Chart and figure data:
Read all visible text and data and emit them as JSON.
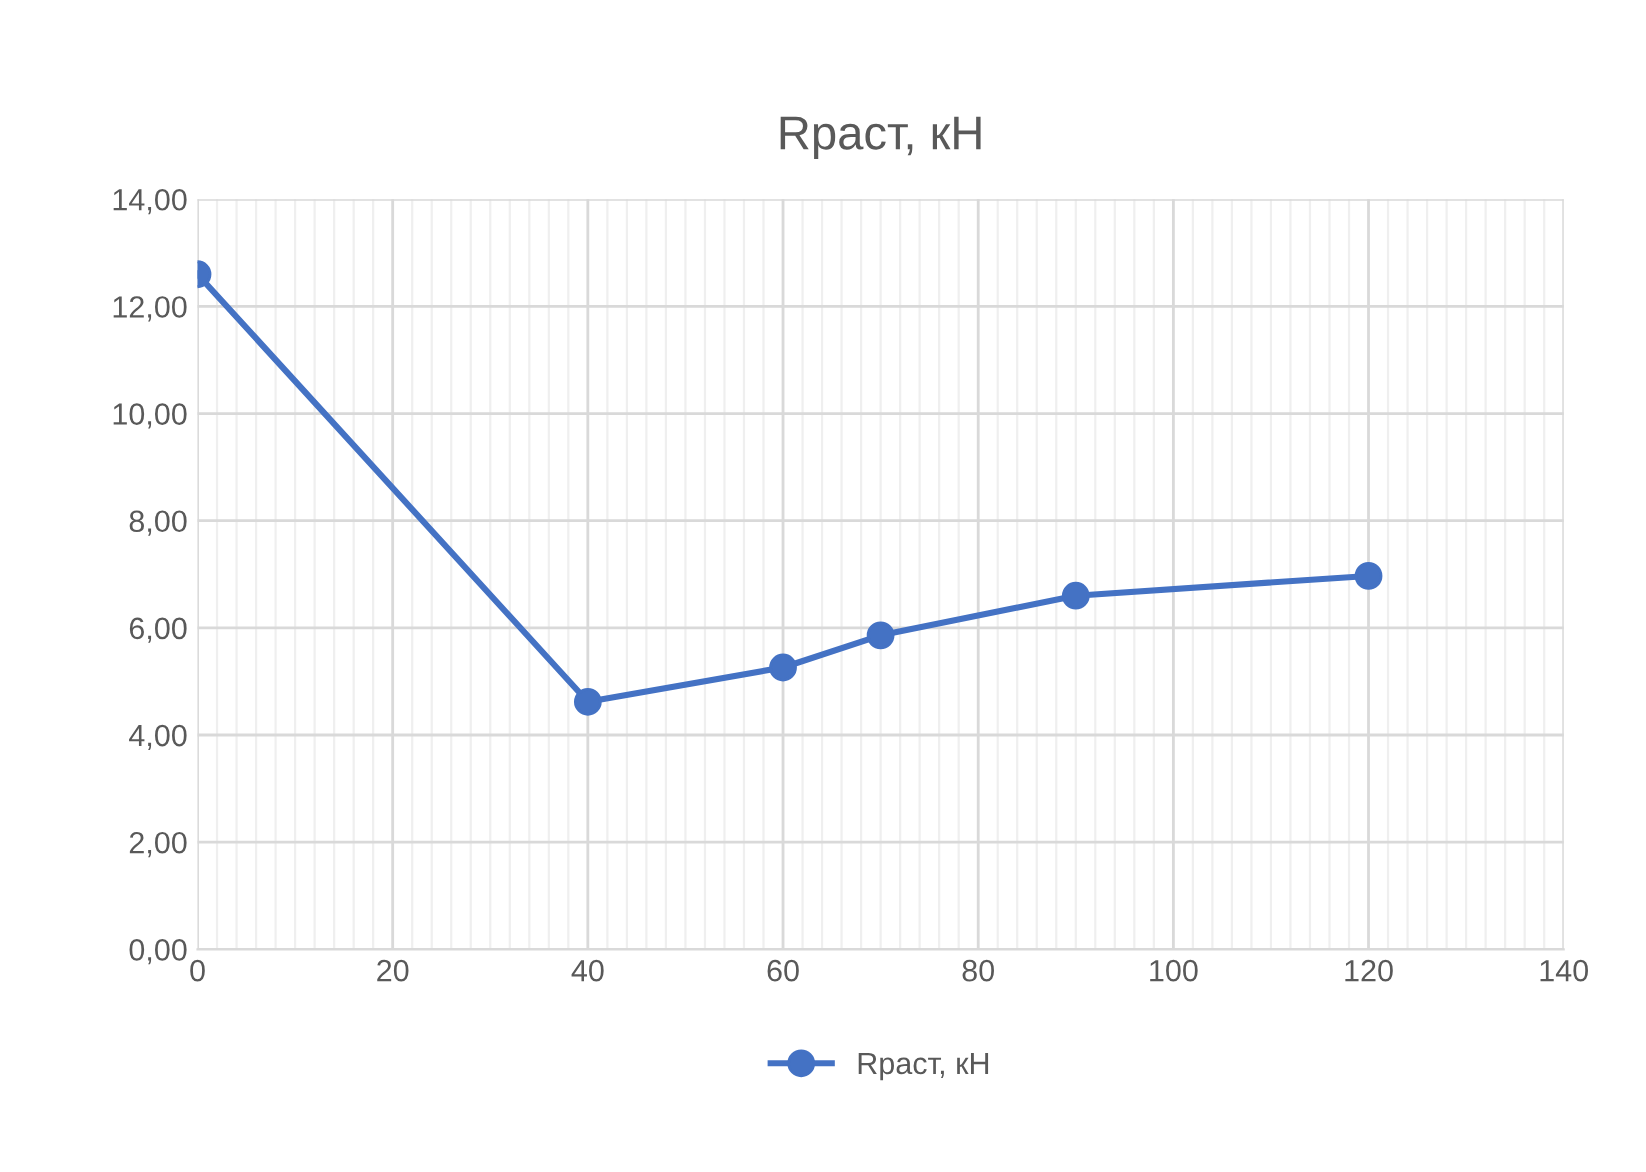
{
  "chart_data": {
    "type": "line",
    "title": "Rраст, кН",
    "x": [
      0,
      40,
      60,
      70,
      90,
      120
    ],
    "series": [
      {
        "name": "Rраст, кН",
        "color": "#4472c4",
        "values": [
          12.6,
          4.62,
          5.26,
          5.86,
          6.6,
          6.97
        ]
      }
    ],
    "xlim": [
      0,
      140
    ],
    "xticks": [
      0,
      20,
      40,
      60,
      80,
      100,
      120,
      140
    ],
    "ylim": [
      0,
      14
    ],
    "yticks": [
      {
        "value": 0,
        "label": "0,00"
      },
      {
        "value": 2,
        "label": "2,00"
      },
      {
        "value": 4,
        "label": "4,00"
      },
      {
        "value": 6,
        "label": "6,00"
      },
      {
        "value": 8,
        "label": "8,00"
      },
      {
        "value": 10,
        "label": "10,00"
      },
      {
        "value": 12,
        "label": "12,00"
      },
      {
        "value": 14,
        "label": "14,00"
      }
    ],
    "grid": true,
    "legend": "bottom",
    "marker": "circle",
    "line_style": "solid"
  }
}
---
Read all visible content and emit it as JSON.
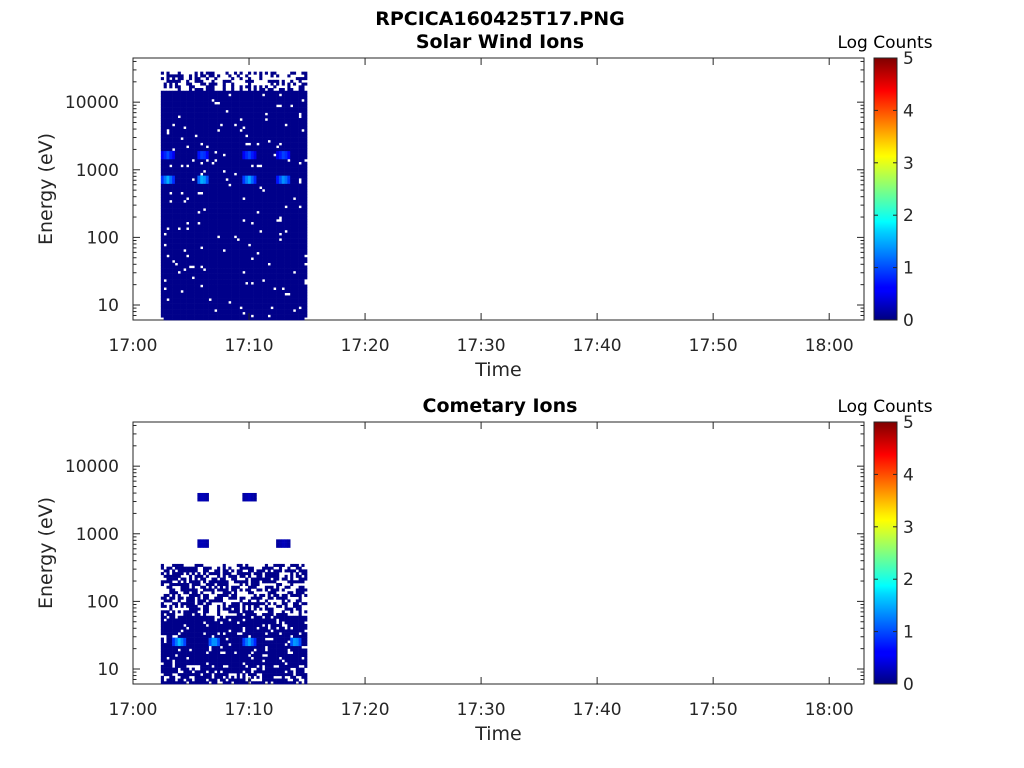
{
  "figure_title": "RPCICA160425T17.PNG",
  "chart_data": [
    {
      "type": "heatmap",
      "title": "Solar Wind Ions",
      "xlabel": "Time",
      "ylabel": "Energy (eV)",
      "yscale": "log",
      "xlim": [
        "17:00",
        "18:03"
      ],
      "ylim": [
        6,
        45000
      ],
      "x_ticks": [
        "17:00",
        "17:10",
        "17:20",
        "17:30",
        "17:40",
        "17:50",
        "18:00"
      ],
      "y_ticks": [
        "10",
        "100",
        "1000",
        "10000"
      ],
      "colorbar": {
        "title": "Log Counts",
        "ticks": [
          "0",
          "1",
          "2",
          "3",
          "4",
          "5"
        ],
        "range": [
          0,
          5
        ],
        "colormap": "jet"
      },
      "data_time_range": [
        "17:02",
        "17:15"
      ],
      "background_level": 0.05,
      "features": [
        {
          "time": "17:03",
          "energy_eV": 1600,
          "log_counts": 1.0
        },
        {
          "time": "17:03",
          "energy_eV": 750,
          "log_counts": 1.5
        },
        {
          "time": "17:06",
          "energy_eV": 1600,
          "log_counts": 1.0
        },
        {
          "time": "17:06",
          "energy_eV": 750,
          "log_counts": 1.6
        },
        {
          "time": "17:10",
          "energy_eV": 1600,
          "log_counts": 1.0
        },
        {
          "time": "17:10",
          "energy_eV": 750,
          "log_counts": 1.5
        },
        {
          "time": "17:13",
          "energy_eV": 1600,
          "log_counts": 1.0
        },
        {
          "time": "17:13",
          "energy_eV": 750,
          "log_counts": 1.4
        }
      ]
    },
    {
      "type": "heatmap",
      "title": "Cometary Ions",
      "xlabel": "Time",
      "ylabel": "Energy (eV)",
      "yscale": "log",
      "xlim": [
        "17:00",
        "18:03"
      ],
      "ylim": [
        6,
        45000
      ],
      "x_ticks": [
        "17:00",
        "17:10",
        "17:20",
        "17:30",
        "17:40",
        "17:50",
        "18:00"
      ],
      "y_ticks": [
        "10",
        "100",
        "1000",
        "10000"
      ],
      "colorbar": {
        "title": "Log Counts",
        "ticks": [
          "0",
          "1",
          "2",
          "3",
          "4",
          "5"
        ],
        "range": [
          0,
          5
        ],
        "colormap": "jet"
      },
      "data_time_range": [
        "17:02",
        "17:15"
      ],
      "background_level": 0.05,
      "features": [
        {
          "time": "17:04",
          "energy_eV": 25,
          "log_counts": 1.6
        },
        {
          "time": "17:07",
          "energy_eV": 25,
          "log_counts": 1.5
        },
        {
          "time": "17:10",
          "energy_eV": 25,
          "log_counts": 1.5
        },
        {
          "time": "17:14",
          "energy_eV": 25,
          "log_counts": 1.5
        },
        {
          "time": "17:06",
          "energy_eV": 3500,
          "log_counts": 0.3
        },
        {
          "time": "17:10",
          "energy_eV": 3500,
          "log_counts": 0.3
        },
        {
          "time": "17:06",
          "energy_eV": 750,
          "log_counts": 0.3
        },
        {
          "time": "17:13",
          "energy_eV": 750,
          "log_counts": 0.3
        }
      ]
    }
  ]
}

» **TASK**: State how many lines above include the word "emit", and nothing more.

» **OUTPUT BELOW**: 2